◆ Direction:
Copy each line that contains the string "ylabel".

◆ The data:
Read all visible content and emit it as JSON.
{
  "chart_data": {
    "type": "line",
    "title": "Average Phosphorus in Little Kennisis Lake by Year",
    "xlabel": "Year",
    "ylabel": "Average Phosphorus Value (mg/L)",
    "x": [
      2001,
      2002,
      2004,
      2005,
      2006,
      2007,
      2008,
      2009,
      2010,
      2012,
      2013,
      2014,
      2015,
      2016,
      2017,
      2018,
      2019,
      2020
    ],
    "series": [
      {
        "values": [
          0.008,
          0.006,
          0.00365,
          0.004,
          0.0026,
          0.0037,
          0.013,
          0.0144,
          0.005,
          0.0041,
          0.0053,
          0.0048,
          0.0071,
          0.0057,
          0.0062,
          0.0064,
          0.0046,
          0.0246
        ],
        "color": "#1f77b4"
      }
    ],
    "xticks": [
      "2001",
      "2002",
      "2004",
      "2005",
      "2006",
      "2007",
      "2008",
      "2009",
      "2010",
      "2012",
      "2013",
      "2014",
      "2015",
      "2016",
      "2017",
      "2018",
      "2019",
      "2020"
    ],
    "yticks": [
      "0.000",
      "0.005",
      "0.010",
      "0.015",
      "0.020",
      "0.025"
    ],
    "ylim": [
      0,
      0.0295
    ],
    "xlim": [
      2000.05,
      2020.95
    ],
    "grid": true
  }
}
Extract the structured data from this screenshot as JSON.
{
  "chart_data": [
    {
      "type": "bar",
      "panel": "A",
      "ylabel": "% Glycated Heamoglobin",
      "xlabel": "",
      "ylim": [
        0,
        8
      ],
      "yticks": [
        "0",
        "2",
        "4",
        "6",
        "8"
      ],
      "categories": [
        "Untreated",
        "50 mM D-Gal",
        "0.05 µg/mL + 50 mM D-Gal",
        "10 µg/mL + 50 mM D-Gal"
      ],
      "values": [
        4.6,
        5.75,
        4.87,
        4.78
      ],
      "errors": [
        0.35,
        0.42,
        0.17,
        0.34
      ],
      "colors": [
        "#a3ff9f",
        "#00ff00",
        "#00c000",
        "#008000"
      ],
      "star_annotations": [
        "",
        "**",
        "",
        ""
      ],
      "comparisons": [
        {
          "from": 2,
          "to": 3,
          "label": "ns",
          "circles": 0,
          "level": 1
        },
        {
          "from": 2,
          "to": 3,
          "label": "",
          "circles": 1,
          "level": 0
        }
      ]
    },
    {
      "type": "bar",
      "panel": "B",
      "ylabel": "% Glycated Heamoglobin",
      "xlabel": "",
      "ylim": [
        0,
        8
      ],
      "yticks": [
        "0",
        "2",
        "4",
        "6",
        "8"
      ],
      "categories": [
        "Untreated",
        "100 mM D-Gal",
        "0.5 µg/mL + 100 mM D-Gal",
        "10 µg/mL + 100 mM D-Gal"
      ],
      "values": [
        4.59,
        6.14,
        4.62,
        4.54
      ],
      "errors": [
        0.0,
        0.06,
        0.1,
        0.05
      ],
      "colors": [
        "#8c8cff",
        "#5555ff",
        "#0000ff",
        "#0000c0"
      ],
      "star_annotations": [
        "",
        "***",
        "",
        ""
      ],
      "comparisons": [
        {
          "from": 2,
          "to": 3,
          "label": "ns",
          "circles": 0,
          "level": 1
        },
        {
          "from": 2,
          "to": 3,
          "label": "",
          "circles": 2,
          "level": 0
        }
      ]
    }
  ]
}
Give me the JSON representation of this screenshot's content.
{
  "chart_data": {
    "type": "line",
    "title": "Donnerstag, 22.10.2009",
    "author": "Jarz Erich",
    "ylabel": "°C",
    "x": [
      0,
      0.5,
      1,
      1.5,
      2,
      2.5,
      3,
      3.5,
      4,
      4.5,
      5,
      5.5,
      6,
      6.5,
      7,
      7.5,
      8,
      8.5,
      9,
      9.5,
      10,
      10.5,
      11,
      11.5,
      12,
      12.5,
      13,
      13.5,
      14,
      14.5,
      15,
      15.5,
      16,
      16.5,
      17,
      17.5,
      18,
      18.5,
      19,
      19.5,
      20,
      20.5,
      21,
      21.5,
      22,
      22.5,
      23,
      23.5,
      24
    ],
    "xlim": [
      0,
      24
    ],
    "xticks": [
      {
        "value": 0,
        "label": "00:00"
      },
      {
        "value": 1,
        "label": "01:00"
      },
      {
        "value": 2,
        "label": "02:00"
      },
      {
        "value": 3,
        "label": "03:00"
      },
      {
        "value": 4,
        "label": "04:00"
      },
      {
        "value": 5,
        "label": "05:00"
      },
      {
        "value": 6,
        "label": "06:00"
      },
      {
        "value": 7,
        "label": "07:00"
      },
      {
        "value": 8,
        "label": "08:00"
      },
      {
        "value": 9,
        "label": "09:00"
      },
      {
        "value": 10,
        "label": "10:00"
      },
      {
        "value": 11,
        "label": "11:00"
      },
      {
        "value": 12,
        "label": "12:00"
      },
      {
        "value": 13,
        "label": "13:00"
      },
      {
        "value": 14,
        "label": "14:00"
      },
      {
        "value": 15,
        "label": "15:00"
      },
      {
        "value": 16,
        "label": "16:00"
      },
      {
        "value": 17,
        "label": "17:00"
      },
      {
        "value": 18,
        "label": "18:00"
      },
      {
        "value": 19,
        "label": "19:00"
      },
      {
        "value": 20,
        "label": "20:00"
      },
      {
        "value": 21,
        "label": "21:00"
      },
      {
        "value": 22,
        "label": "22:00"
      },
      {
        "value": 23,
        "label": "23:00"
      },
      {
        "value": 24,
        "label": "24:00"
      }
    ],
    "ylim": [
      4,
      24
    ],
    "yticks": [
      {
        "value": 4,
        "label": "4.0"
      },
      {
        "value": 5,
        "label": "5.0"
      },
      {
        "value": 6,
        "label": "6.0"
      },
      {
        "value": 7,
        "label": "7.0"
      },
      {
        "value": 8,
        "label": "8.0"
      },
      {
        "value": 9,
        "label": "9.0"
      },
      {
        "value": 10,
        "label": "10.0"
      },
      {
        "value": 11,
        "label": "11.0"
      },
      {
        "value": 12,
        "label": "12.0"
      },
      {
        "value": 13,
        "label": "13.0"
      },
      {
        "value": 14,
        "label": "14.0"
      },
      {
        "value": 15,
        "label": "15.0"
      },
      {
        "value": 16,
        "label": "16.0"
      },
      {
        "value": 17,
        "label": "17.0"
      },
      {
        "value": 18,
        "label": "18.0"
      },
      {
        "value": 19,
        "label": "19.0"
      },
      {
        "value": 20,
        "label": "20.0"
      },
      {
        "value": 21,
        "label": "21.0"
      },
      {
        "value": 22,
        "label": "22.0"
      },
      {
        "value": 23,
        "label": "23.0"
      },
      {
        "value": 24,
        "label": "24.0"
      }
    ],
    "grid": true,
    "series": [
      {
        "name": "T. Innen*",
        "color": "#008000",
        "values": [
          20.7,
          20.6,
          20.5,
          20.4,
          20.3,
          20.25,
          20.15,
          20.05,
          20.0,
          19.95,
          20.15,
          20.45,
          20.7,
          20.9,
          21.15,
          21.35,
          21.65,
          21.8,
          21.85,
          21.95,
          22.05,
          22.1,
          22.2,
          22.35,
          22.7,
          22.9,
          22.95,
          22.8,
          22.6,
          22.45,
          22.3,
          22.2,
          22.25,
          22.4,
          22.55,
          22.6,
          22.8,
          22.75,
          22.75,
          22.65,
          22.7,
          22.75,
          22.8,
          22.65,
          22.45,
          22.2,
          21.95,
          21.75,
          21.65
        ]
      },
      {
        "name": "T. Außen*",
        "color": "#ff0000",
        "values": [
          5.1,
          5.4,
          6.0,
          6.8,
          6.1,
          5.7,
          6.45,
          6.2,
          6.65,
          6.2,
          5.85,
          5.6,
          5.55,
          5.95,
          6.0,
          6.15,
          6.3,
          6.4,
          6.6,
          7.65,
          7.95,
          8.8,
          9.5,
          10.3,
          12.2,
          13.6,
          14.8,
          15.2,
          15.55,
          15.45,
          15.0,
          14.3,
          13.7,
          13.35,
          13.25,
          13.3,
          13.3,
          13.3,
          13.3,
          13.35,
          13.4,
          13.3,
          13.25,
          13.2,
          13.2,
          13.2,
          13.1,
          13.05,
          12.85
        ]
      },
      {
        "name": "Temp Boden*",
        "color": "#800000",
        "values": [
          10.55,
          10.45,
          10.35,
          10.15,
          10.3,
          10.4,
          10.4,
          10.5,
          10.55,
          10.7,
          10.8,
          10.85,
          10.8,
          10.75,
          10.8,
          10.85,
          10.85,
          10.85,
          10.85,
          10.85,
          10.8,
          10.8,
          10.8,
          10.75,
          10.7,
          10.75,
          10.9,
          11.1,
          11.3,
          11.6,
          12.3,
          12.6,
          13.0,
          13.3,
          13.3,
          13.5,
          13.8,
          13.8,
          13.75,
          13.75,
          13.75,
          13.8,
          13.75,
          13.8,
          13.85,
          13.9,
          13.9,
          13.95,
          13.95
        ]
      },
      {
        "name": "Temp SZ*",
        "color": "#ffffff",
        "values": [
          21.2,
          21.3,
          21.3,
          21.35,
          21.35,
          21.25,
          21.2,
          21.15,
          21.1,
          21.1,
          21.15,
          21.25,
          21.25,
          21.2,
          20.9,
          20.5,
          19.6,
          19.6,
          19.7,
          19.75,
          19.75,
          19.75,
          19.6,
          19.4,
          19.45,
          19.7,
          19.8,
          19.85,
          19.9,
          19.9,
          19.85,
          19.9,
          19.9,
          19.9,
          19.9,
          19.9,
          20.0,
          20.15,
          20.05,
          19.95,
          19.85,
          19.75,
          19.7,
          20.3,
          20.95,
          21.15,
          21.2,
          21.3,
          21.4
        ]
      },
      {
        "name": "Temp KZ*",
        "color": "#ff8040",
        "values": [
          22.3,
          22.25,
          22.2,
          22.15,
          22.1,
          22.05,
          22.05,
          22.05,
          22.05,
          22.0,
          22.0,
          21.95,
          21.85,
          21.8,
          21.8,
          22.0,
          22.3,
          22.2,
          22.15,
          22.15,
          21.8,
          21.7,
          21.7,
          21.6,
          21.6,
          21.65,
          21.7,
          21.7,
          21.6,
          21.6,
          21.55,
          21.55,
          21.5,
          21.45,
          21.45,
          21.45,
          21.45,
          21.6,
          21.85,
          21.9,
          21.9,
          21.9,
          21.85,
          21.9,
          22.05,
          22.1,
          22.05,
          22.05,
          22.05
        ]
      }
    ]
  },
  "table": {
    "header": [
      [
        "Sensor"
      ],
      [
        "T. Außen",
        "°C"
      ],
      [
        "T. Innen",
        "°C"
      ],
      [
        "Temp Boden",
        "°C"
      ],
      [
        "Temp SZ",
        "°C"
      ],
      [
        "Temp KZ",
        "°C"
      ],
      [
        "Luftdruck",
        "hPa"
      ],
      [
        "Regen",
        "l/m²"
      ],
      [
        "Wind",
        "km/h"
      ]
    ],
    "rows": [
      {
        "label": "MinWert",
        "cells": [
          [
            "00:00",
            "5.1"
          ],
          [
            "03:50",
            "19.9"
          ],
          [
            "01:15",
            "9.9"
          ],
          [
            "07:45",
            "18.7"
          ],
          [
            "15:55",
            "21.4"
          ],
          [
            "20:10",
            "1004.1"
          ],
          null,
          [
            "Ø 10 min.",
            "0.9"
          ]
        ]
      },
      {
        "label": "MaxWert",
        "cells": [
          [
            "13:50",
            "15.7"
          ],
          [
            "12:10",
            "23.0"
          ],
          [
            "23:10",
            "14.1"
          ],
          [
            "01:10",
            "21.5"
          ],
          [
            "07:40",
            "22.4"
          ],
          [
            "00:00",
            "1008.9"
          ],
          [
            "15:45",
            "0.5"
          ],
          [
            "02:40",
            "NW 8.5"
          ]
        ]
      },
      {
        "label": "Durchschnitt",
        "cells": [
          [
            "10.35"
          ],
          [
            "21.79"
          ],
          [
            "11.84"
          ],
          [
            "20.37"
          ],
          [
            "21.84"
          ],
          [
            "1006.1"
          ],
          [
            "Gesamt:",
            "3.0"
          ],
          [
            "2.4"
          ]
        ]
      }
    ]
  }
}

◆ Solved problem:
    "ylabel": "Average Phosphorus Value (mg/L)",
      "ylabel": "% Glycated Heamoglobin",
      "ylabel": "% Glycated Heamoglobin",
    "ylabel": "°C",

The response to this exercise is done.